begin RECORDS FOR THE TASK

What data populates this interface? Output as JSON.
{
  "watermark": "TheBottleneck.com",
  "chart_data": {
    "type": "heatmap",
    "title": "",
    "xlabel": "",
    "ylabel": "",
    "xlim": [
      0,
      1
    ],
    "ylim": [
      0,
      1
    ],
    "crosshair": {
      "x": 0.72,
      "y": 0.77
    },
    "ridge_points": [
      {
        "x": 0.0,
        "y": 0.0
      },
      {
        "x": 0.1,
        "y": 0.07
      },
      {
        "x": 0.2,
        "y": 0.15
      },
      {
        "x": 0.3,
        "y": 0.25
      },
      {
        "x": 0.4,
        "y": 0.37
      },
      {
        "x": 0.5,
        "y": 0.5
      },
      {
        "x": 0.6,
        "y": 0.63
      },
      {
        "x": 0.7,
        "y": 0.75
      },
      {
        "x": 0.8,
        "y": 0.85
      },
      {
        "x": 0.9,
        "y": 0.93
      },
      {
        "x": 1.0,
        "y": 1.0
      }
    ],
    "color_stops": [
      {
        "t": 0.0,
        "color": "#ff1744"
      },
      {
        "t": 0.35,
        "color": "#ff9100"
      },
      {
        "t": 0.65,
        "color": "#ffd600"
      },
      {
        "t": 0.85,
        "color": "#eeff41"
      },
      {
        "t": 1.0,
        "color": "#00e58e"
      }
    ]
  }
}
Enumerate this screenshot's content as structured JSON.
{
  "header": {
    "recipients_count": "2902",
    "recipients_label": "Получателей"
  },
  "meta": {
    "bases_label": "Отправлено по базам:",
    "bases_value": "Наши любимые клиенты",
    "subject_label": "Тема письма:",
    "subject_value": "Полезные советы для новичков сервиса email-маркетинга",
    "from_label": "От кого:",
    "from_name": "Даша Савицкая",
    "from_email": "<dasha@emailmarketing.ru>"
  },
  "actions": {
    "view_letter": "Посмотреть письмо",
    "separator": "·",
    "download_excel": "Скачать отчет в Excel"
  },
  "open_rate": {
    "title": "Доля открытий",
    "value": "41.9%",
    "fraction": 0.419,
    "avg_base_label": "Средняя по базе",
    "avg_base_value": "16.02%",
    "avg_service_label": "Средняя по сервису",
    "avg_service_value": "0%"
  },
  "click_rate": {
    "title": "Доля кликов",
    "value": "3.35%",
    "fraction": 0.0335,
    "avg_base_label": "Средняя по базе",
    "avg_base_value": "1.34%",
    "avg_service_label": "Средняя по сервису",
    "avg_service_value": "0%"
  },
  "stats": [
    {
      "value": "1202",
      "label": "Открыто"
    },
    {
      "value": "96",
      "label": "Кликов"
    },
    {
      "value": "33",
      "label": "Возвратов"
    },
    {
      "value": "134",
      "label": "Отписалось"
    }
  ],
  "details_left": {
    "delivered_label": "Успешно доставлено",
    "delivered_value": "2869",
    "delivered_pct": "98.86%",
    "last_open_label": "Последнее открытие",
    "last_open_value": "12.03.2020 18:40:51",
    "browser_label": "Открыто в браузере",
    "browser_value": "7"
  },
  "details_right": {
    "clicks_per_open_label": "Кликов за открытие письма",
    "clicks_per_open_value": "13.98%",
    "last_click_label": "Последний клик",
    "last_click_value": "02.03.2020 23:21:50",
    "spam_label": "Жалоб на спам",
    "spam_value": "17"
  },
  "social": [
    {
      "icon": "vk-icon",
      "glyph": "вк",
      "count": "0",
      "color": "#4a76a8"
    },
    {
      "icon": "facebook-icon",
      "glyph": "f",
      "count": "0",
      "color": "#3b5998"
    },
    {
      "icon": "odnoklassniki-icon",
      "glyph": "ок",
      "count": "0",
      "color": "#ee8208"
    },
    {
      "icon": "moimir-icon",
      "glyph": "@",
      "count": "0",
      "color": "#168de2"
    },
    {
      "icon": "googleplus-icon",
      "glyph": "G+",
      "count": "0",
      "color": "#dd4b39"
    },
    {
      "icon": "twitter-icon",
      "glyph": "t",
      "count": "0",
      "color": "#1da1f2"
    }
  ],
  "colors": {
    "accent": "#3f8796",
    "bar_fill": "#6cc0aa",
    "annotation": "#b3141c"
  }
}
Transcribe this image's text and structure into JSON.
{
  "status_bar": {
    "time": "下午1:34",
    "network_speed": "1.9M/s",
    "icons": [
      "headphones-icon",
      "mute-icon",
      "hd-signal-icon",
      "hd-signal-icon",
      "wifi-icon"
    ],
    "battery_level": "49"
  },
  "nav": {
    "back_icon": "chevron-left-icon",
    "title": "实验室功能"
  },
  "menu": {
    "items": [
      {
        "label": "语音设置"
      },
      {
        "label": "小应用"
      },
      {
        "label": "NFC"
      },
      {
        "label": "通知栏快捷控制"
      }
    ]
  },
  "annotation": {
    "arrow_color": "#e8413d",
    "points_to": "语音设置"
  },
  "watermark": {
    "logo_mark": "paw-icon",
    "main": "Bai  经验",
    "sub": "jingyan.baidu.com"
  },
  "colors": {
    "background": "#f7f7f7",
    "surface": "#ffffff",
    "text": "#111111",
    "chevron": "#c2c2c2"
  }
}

end RECORDS FOR THE TASK

*WHAT YOU WILL DO:* Which lines of the data include "title"? Copy each of them.

*TASK RESPONSE:*
    "title": "",
    "title": "Доля открытий",
    "title": "Доля кликов",
    "title": "实验室功能"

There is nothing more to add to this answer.